**Exercise directions:** In your copy, leave out the pictures and repeat the entries below exactly.

**Input for this task:**
'''
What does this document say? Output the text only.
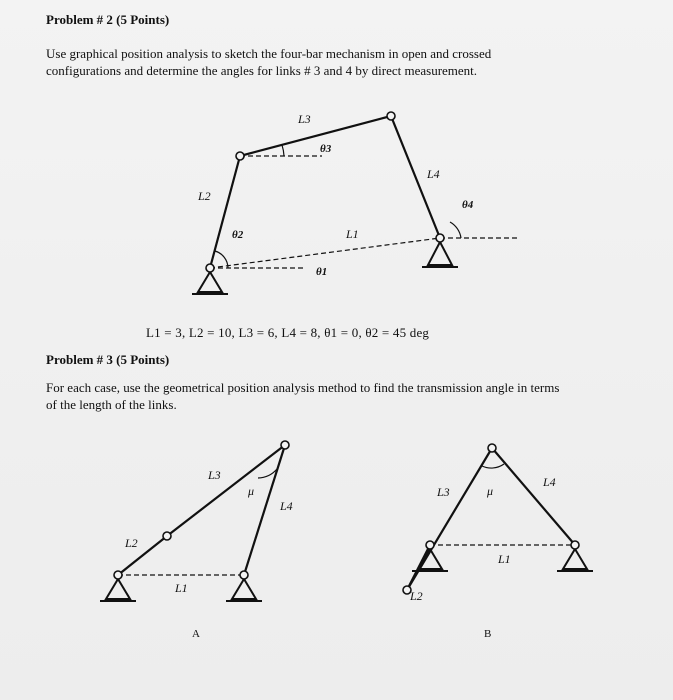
Problem # 2 (5 Points)
Use graphical position analysis to sketch the four-bar mechanism in open and crossed
configurations and determine the angles for links # 3 and 4 by direct measurement.
L3
L2
L4
L1
θ3
θ2
θ4
θ1
L1 = 3, L2 = 10, L3 = 6, L4 = 8, θ1 = 0, θ2 = 45 deg
Problem # 3 (5 Points)
For each case, use the geometrical position analysis method to find the transmission angle in terms
of the length of the links.
L3
L2
L4
L1
μ
A
L3
L4
L1
L2
μ
B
'''
**Complete response:**
What does this document say? Output the text only.
Problem # 2 (5 Points)
Use graphical position analysis to sketch the four-bar mechanism in open and crossed
configurations and determine the angles for links # 3 and 4 by direct measurement.
L3
L2
L4
L1
θ3
θ2
θ4
θ1
L1 = 3, L2 = 10, L3 = 6, L4 = 8, θ1 = 0, θ2 = 45 deg
Problem # 3 (5 Points)
For each case, use the geometrical position analysis method to find the transmission angle in terms
of the length of the links.
L3
L2
L4
L1
μ
A
L3
L4
L1
L2
μ
B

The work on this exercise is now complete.